EXERCISE MATERIALS -
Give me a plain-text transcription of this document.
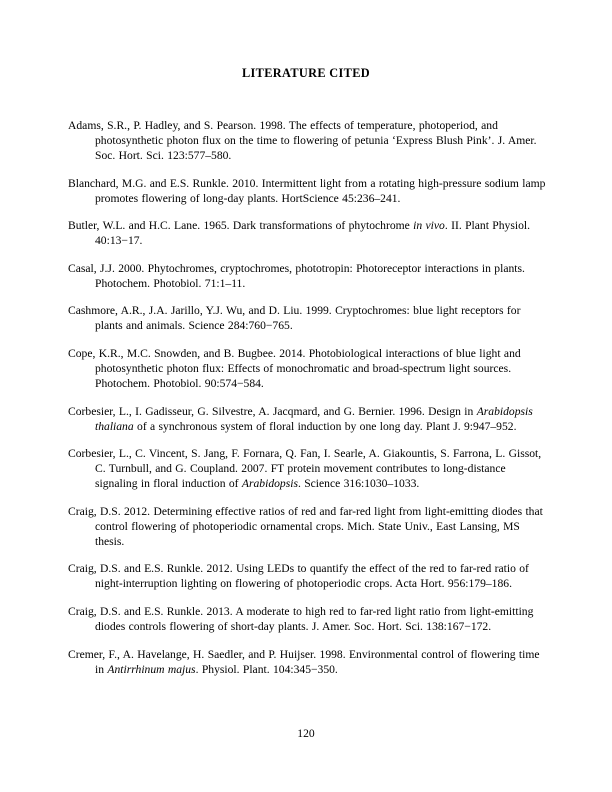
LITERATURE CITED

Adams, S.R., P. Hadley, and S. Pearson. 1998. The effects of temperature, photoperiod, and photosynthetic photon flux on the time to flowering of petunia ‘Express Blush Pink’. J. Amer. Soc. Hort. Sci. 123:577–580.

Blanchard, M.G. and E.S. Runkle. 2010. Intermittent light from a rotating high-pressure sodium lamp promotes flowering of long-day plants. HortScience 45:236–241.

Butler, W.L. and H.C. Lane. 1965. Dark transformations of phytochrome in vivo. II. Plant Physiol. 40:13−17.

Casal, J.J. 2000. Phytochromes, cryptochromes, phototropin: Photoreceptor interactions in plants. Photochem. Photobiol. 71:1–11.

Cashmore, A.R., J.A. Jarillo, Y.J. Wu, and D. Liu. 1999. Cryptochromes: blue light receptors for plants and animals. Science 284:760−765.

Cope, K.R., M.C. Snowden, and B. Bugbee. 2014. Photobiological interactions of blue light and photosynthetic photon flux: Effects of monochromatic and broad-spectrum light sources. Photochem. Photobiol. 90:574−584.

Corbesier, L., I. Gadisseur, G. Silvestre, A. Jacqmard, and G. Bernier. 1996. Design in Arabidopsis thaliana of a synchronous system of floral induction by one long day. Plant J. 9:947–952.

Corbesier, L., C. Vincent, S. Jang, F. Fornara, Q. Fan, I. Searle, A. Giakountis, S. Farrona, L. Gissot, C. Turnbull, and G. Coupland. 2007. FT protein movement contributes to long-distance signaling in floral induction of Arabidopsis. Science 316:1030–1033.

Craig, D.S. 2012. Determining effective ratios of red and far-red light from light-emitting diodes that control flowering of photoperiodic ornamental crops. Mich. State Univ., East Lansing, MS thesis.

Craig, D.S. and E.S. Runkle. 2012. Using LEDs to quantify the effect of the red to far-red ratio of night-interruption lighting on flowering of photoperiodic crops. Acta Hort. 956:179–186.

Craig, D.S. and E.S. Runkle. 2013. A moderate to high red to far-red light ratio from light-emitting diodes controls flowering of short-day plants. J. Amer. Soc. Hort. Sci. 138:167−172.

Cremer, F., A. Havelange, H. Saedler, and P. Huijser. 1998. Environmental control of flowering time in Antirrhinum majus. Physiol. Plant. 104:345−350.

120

==

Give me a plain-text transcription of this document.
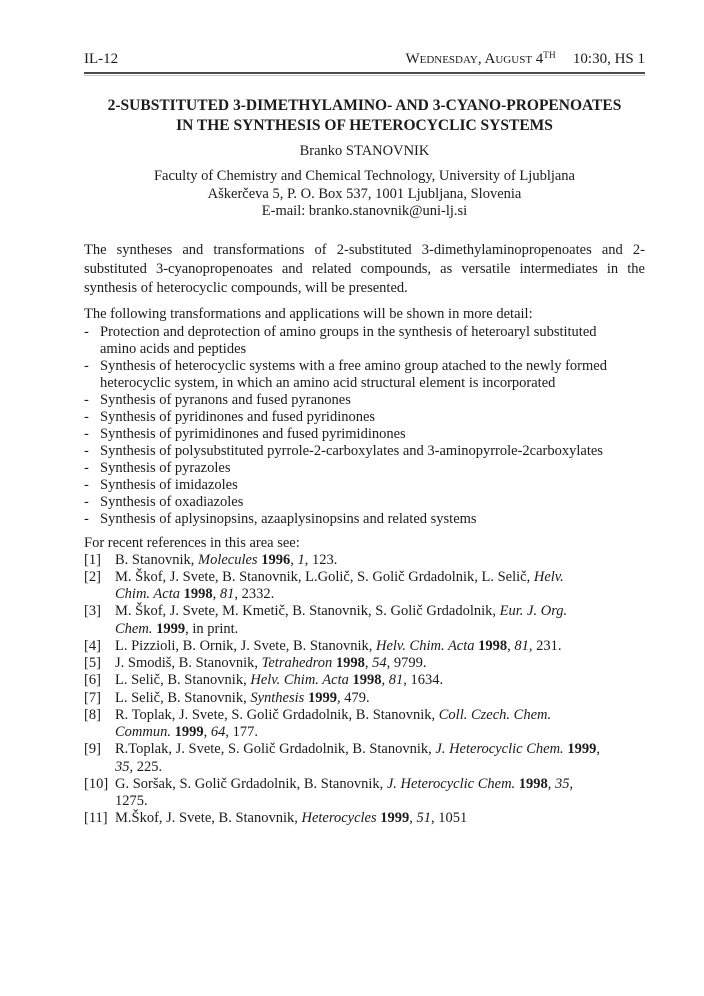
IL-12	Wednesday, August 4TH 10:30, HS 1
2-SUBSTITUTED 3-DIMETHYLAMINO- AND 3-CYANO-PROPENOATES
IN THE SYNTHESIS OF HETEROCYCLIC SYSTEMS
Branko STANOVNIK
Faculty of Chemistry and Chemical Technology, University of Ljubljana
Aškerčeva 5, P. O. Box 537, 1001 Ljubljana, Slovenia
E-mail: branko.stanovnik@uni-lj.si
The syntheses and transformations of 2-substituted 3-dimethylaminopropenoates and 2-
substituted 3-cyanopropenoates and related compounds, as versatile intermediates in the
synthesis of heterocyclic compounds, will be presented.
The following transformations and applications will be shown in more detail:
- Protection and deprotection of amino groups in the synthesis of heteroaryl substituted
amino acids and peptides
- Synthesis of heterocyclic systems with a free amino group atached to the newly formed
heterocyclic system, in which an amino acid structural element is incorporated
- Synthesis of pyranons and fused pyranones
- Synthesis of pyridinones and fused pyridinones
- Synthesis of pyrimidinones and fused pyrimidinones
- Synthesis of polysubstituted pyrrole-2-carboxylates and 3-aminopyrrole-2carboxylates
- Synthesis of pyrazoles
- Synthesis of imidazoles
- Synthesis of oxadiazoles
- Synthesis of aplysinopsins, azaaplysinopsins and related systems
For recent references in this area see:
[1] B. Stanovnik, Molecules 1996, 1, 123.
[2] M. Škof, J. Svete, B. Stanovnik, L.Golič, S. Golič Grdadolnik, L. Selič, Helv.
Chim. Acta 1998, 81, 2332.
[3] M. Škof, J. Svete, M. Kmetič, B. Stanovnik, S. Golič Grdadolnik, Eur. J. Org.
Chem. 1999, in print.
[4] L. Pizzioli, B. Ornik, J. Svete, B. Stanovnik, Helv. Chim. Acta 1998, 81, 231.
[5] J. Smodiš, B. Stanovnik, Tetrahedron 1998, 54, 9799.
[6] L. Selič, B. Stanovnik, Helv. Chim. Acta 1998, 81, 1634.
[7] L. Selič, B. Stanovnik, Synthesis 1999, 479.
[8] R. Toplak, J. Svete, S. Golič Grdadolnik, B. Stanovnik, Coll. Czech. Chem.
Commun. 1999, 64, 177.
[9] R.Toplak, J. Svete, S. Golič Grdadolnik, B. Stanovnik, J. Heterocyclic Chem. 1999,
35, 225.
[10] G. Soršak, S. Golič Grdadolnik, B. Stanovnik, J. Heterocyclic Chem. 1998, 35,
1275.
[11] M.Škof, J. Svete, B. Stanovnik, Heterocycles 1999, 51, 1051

WHAT TO WORK ON - What is the number of lines in the preceding entries that hold the string "flowering"? Give it alone.

EXPECTED ANSWER - 6